Stated problem -
The records are to be restated in their entirety, word for word.

[Dataset entries]
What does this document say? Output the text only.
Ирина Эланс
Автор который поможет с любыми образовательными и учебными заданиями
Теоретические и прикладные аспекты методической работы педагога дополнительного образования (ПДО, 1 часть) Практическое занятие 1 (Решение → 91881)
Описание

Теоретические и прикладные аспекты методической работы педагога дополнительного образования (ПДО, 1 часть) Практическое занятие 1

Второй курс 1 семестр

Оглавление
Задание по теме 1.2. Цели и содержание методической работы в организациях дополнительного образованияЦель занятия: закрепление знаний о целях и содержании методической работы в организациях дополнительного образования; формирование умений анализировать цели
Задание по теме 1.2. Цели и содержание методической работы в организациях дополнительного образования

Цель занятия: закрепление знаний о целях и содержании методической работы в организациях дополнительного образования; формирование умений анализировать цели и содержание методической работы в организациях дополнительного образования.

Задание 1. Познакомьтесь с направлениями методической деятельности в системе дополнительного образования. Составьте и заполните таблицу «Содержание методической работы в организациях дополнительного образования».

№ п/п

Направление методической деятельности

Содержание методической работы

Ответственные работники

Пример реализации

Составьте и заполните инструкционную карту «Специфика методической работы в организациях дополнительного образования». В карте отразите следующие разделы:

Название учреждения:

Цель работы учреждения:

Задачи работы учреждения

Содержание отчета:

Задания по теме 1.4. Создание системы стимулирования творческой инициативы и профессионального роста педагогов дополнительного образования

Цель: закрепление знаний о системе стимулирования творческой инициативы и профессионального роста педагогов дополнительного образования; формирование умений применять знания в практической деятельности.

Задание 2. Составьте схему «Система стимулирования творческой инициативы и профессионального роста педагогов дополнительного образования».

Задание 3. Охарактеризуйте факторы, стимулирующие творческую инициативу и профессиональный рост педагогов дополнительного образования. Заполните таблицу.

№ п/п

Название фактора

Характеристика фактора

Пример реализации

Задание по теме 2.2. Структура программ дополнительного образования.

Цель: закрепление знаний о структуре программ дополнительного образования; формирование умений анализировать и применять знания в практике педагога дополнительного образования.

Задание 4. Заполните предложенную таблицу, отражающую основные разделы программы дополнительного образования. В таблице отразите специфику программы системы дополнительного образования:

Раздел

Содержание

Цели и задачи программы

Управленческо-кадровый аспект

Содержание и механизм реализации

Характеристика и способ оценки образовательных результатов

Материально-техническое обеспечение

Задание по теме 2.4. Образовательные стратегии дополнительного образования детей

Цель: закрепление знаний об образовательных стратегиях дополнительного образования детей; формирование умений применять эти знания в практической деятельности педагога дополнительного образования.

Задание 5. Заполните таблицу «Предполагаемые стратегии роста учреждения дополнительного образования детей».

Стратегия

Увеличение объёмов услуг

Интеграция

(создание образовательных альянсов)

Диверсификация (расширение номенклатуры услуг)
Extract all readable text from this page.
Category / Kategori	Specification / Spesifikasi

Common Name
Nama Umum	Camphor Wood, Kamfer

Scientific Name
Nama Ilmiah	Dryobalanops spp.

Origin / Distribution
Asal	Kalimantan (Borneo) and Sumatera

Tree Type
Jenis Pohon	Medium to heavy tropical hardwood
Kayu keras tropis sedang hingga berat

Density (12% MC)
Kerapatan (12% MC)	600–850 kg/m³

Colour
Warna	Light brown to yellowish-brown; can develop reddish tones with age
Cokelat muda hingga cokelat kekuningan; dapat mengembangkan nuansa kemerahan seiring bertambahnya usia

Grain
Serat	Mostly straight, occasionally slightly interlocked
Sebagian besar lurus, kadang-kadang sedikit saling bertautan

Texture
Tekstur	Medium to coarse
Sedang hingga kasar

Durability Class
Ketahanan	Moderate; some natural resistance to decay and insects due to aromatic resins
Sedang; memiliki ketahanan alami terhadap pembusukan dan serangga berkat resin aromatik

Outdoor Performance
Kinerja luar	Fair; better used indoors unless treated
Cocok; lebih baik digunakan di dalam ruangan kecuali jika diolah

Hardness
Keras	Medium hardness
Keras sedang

Complete answer -
What does this document say? Output the text only.
Ирина Эланс
Автор который поможет с любыми образовательными и учебными заданиями
Теоретические и прикладные аспекты методической работы педагога дополнительного образования (ПДО, 1 часть) Практическое занятие 1 (Решение → 91881)
Описание

Теоретические и прикладные аспекты методической работы педагога дополнительного образования (ПДО, 1 часть) Практическое занятие 1

Второй курс 1 семестр

Оглавление
Задание по теме 1.2. Цели и содержание методической работы в организациях дополнительного образованияЦель занятия: закрепление знаний о целях и содержании методической работы в организациях дополнительного образования; формирование умений анализировать цели
Задание по теме 1.2. Цели и содержание методической работы в организациях дополнительного образования

Цель занятия: закрепление знаний о целях и содержании методической работы в организациях дополнительного образования; формирование умений анализировать цели и содержание методической работы в организациях дополнительного образования.

Задание 1. Познакомьтесь с направлениями методической деятельности в системе дополнительного образования. Составьте и заполните таблицу «Содержание методической работы в организациях дополнительного образования».

№ п/п

Направление методической деятельности

Содержание методической работы

Ответственные работники

Пример реализации

Составьте и заполните инструкционную карту «Специфика методической работы в организациях дополнительного образования». В карте отразите следующие разделы:

Название учреждения:

Цель работы учреждения:

Задачи работы учреждения

Содержание отчета:

Задания по теме 1.4. Создание системы стимулирования творческой инициативы и профессионального роста педагогов дополнительного образования

Цель: закрепление знаний о системе стимулирования творческой инициативы и профессионального роста педагогов дополнительного образования; формирование умений применять знания в практической деятельности.

Задание 2. Составьте схему «Система стимулирования творческой инициативы и профессионального роста педагогов дополнительного образования».

Задание 3. Охарактеризуйте факторы, стимулирующие творческую инициативу и профессиональный рост педагогов дополнительного образования. Заполните таблицу.

№ п/п

Название фактора

Характеристика фактора

Пример реализации

Задание по теме 2.2. Структура программ дополнительного образования.

Цель: закрепление знаний о структуре программ дополнительного образования; формирование умений анализировать и применять знания в практике педагога дополнительного образования.

Задание 4. Заполните предложенную таблицу, отражающую основные разделы программы дополнительного образования. В таблице отразите специфику программы системы дополнительного образования:

Раздел

Содержание

Цели и задачи программы

Управленческо-кадровый аспект

Содержание и механизм реализации

Характеристика и способ оценки образовательных результатов

Материально-техническое обеспечение

Задание по теме 2.4. Образовательные стратегии дополнительного образования детей

Цель: закрепление знаний об образовательных стратегиях дополнительного образования детей; формирование умений применять эти знания в практической деятельности педагога дополнительного образования.

Задание 5. Заполните таблицу «Предполагаемые стратегии роста учреждения дополнительного образования детей».

Стратегия

Увеличение объёмов услуг

Интеграция

(создание образовательных альянсов)

Диверсификация (расширение номенклатуры услуг)
Extract all readable text from this page.
Category / Kategori	Specification / Spesifikasi

Common Name
Nama Umum	Camphor Wood, Kamfer

Scientific Name
Nama Ilmiah	Dryobalanops spp.

Origin / Distribution
Asal	Kalimantan (Borneo) and Sumatera

Tree Type
Jenis Pohon	Medium to heavy tropical hardwood
Kayu keras tropis sedang hingga berat

Density (12% MC)
Kerapatan (12% MC)	600–850 kg/m³

Colour
Warna	Light brown to yellowish-brown; can develop reddish tones with age
Cokelat muda hingga cokelat kekuningan; dapat mengembangkan nuansa kemerahan seiring bertambahnya usia

Grain
Serat	Mostly straight, occasionally slightly interlocked
Sebagian besar lurus, kadang-kadang sedikit saling bertautan

Texture
Tekstur	Medium to coarse
Sedang hingga kasar

Durability Class
Ketahanan	Moderate; some natural resistance to decay and insects due to aromatic resins
Sedang; memiliki ketahanan alami terhadap pembusukan dan serangga berkat resin aromatik

Outdoor Performance
Kinerja luar	Fair; better used indoors unless treated
Cocok; lebih baik digunakan di dalam ruangan kecuali jika diolah

Hardness
Keras	Medium hardness
Keras sedang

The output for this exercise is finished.